Count each line in which the word "مسلم" appears. Reply with the total and nothing more.
········
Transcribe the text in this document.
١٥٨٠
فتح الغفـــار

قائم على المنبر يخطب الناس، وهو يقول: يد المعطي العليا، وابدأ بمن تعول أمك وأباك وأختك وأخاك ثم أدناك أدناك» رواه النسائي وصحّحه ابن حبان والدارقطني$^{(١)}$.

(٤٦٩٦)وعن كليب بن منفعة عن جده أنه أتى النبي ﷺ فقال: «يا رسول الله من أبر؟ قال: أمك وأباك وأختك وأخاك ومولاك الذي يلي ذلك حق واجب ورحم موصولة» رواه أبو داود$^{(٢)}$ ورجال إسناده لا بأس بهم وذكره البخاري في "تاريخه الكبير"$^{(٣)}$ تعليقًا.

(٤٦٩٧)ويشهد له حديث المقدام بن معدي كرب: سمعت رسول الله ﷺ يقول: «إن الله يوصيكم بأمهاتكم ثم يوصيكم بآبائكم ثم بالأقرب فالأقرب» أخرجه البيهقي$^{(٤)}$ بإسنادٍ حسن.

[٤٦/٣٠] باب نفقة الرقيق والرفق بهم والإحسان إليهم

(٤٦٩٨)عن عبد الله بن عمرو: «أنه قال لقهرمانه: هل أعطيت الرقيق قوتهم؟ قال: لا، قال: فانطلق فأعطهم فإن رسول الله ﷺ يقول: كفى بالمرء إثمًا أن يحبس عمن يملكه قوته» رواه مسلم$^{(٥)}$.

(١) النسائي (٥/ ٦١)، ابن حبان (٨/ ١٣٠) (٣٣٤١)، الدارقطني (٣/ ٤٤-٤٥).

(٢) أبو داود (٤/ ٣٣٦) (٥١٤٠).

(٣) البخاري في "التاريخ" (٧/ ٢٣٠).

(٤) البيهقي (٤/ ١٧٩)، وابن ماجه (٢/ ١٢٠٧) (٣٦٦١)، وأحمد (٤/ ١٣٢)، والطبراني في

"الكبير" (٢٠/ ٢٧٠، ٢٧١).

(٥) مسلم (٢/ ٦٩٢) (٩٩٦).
········
• Solution to this exercise
2